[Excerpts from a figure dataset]
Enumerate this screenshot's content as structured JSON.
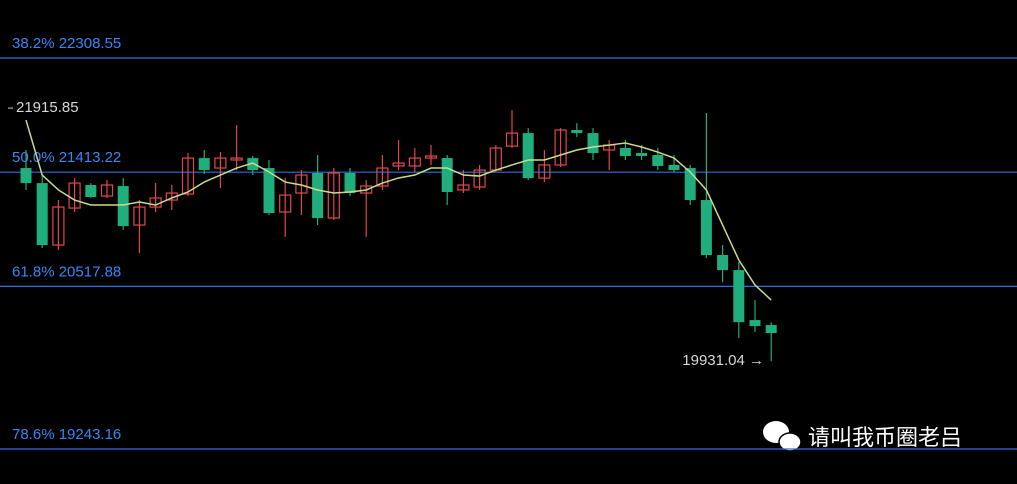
{
  "chart_data": {
    "type": "candlestick",
    "ylim": [
      18968.8,
      22763.26
    ],
    "up_color": "#e0474c",
    "down_color": "#1fae7c",
    "ma_color": "#c8dc8c",
    "fib_color": "#2f6fe0",
    "fib_label_color": "#3b86f5",
    "fib_levels": [
      {
        "value": 22308.55,
        "label": "38.2% 22308.55"
      },
      {
        "value": 21413.22,
        "label": "50.0% 21413.22"
      },
      {
        "value": 20517.88,
        "label": "61.8% 20517.88"
      },
      {
        "value": 19243.16,
        "label": "78.6% 19243.16"
      }
    ],
    "high_marker": 21915.85,
    "low_marker": {
      "value": 19931.04,
      "label": "19931.04 →"
    },
    "open": [
      21446,
      21328,
      20842,
      21132,
      21313,
      21226,
      21305,
      20999,
      21140,
      21195,
      21242,
      21524,
      21446,
      21509,
      21524,
      21446,
      21101,
      21250,
      21407,
      21054,
      21407,
      21250,
      21305,
      21462,
      21462,
      21524,
      21524,
      21274,
      21297,
      21430,
      21618,
      21720,
      21367,
      21470,
      21744,
      21720,
      21587,
      21603,
      21564,
      21548,
      21470,
      21446,
      21195,
      20764,
      20646,
      20254,
      20215
    ],
    "high": [
      21587,
      21391,
      21195,
      21367,
      21328,
      21352,
      21367,
      21195,
      21328,
      21313,
      21564,
      21587,
      21571,
      21783,
      21540,
      21509,
      21367,
      21430,
      21548,
      21446,
      21446,
      21352,
      21548,
      21665,
      21603,
      21626,
      21548,
      21430,
      21470,
      21626,
      21901,
      21759,
      21587,
      21759,
      21798,
      21759,
      21665,
      21665,
      21626,
      21603,
      21548,
      21470,
      21877,
      20842,
      20709,
      20411,
      20238
    ],
    "low": [
      21274,
      20819,
      20803,
      21101,
      21211,
      21211,
      20960,
      20779,
      21101,
      21117,
      21226,
      21399,
      21289,
      21430,
      21391,
      21077,
      20905,
      21077,
      20999,
      21038,
      21226,
      20905,
      21274,
      21430,
      21415,
      21470,
      21156,
      21250,
      21274,
      21415,
      21603,
      21352,
      21336,
      21454,
      21689,
      21509,
      21430,
      21509,
      21509,
      21430,
      21415,
      21156,
      20740,
      20552,
      20113,
      20160,
      19931.04
    ],
    "close": [
      21328,
      20842,
      21140,
      21328,
      21219,
      21313,
      20991,
      21140,
      21211,
      21250,
      21524,
      21430,
      21524,
      21524,
      21430,
      21093,
      21234,
      21391,
      21054,
      21407,
      21250,
      21305,
      21446,
      21485,
      21524,
      21540,
      21258,
      21313,
      21430,
      21603,
      21720,
      21367,
      21470,
      21744,
      21720,
      21564,
      21626,
      21540,
      21540,
      21462,
      21430,
      21195,
      20764,
      20646,
      20238,
      20207,
      20152
    ],
    "ma": [
      21822,
      21391,
      21274,
      21195,
      21156,
      21156,
      21156,
      21180,
      21156,
      21211,
      21258,
      21336,
      21391,
      21446,
      21485,
      21415,
      21336,
      21313,
      21274,
      21250,
      21258,
      21274,
      21328,
      21368,
      21391,
      21446,
      21446,
      21391,
      21383,
      21430,
      21470,
      21509,
      21509,
      21548,
      21587,
      21611,
      21626,
      21642,
      21611,
      21571,
      21524,
      21415,
      21274,
      20999,
      20725,
      20529,
      20411
    ]
  },
  "watermark": "请叫我币圈老吕"
}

## EXERCISE REQUIREMENTS
Each record must be quoted in full and exactly. Do not include the pictures.

## COMPLETE OUTPUT
Enumerate this screenshot's content as structured JSON.
{
  "chart_data": {
    "type": "candlestick",
    "ylim": [
      18968.8,
      22763.26
    ],
    "up_color": "#e0474c",
    "down_color": "#1fae7c",
    "ma_color": "#c8dc8c",
    "fib_color": "#2f6fe0",
    "fib_label_color": "#3b86f5",
    "fib_levels": [
      {
        "value": 22308.55,
        "label": "38.2% 22308.55"
      },
      {
        "value": 21413.22,
        "label": "50.0% 21413.22"
      },
      {
        "value": 20517.88,
        "label": "61.8% 20517.88"
      },
      {
        "value": 19243.16,
        "label": "78.6% 19243.16"
      }
    ],
    "high_marker": 21915.85,
    "low_marker": {
      "value": 19931.04,
      "label": "19931.04 →"
    },
    "open": [
      21446,
      21328,
      20842,
      21132,
      21313,
      21226,
      21305,
      20999,
      21140,
      21195,
      21242,
      21524,
      21446,
      21509,
      21524,
      21446,
      21101,
      21250,
      21407,
      21054,
      21407,
      21250,
      21305,
      21462,
      21462,
      21524,
      21524,
      21274,
      21297,
      21430,
      21618,
      21720,
      21367,
      21470,
      21744,
      21720,
      21587,
      21603,
      21564,
      21548,
      21470,
      21446,
      21195,
      20764,
      20646,
      20254,
      20215
    ],
    "high": [
      21587,
      21391,
      21195,
      21367,
      21328,
      21352,
      21367,
      21195,
      21328,
      21313,
      21564,
      21587,
      21571,
      21783,
      21540,
      21509,
      21367,
      21430,
      21548,
      21446,
      21446,
      21352,
      21548,
      21665,
      21603,
      21626,
      21548,
      21430,
      21470,
      21626,
      21901,
      21759,
      21587,
      21759,
      21798,
      21759,
      21665,
      21665,
      21626,
      21603,
      21548,
      21470,
      21877,
      20842,
      20709,
      20411,
      20238
    ],
    "low": [
      21274,
      20819,
      20803,
      21101,
      21211,
      21211,
      20960,
      20779,
      21101,
      21117,
      21226,
      21399,
      21289,
      21430,
      21391,
      21077,
      20905,
      21077,
      20999,
      21038,
      21226,
      20905,
      21274,
      21430,
      21415,
      21470,
      21156,
      21250,
      21274,
      21415,
      21603,
      21352,
      21336,
      21454,
      21689,
      21509,
      21430,
      21509,
      21509,
      21430,
      21415,
      21156,
      20740,
      20552,
      20113,
      20160,
      19931.04
    ],
    "close": [
      21328,
      20842,
      21140,
      21328,
      21219,
      21313,
      20991,
      21140,
      21211,
      21250,
      21524,
      21430,
      21524,
      21524,
      21430,
      21093,
      21234,
      21391,
      21054,
      21407,
      21250,
      21305,
      21446,
      21485,
      21524,
      21540,
      21258,
      21313,
      21430,
      21603,
      21720,
      21367,
      21470,
      21744,
      21720,
      21564,
      21626,
      21540,
      21540,
      21462,
      21430,
      21195,
      20764,
      20646,
      20238,
      20207,
      20152
    ],
    "ma": [
      21822,
      21391,
      21274,
      21195,
      21156,
      21156,
      21156,
      21180,
      21156,
      21211,
      21258,
      21336,
      21391,
      21446,
      21485,
      21415,
      21336,
      21313,
      21274,
      21250,
      21258,
      21274,
      21328,
      21368,
      21391,
      21446,
      21446,
      21391,
      21383,
      21430,
      21470,
      21509,
      21509,
      21548,
      21587,
      21611,
      21626,
      21642,
      21611,
      21571,
      21524,
      21415,
      21274,
      20999,
      20725,
      20529,
      20411
    ]
  },
  "watermark": "请叫我币圈老吕"
}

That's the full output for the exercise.